__EXERCISE AIM__. Work through the data below line by line and say how many lines hold "ways"; give only the number.

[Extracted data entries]
>> begin
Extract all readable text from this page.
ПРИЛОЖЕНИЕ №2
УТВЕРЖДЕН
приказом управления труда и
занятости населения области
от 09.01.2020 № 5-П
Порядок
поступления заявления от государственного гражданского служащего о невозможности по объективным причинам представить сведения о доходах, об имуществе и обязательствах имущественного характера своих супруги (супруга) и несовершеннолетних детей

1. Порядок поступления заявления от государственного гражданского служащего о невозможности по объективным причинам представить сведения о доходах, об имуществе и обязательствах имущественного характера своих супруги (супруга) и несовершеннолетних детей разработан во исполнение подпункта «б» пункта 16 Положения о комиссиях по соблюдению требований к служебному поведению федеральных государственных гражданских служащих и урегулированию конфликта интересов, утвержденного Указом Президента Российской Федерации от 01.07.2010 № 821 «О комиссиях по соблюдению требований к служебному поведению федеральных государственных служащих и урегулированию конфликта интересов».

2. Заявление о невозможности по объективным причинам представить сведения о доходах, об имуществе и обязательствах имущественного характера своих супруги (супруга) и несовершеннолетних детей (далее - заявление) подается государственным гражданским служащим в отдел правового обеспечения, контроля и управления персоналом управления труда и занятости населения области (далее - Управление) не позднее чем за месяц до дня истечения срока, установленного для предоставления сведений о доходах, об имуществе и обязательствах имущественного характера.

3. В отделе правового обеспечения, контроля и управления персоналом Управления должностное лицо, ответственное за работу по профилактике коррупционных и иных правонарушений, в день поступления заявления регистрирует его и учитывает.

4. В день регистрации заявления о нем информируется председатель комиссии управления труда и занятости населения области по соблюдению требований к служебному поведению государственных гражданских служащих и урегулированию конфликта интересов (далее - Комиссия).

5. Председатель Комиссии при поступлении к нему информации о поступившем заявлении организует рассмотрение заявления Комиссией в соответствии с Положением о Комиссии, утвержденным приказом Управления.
>> end
>> begin
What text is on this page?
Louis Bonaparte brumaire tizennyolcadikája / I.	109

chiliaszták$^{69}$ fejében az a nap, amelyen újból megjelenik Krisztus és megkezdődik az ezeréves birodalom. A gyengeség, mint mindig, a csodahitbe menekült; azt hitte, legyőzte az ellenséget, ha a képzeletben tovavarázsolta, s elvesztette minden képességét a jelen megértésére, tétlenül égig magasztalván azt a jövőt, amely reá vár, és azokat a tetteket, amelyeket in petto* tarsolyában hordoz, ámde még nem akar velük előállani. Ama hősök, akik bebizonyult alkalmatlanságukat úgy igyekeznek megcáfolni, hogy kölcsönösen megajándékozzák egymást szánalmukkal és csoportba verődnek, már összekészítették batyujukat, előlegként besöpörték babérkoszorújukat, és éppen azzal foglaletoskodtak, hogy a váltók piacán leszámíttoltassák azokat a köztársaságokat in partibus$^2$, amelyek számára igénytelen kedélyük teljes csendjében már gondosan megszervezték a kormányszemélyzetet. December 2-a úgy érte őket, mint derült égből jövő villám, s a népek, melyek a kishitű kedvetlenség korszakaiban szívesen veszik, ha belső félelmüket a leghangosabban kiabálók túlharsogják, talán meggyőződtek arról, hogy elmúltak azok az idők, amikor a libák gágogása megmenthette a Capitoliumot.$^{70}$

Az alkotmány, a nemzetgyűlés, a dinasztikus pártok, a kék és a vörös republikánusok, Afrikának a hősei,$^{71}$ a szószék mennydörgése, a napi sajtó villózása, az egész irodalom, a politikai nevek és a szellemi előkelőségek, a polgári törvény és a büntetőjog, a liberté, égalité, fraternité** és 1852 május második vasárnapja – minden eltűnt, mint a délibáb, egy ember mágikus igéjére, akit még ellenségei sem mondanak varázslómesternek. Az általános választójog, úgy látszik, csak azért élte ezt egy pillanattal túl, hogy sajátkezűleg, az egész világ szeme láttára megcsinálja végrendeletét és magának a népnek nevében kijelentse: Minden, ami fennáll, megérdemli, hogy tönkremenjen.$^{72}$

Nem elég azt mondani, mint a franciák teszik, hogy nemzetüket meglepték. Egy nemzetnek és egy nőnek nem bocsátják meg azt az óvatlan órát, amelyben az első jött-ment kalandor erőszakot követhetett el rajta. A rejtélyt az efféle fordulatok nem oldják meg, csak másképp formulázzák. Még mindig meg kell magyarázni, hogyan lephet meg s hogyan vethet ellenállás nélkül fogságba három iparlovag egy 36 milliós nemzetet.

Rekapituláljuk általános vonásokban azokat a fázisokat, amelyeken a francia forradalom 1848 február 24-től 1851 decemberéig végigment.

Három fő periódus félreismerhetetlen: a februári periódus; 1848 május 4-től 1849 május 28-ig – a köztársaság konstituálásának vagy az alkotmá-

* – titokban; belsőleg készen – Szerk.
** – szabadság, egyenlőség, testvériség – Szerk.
>> end
>> begin
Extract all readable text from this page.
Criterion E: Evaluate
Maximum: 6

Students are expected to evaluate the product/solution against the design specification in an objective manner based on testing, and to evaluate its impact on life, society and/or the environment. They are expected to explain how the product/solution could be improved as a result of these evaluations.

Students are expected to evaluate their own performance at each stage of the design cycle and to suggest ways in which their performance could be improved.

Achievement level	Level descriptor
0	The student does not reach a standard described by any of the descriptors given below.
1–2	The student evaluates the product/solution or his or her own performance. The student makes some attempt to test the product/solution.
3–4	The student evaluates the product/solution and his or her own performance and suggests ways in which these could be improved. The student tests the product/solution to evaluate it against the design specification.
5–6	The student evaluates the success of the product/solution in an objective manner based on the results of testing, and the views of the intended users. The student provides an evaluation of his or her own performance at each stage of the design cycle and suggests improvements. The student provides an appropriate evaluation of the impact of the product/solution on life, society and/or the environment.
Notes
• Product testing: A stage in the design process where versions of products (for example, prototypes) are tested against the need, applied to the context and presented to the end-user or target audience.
>> end
__COMPLETE RESPONSE__. 2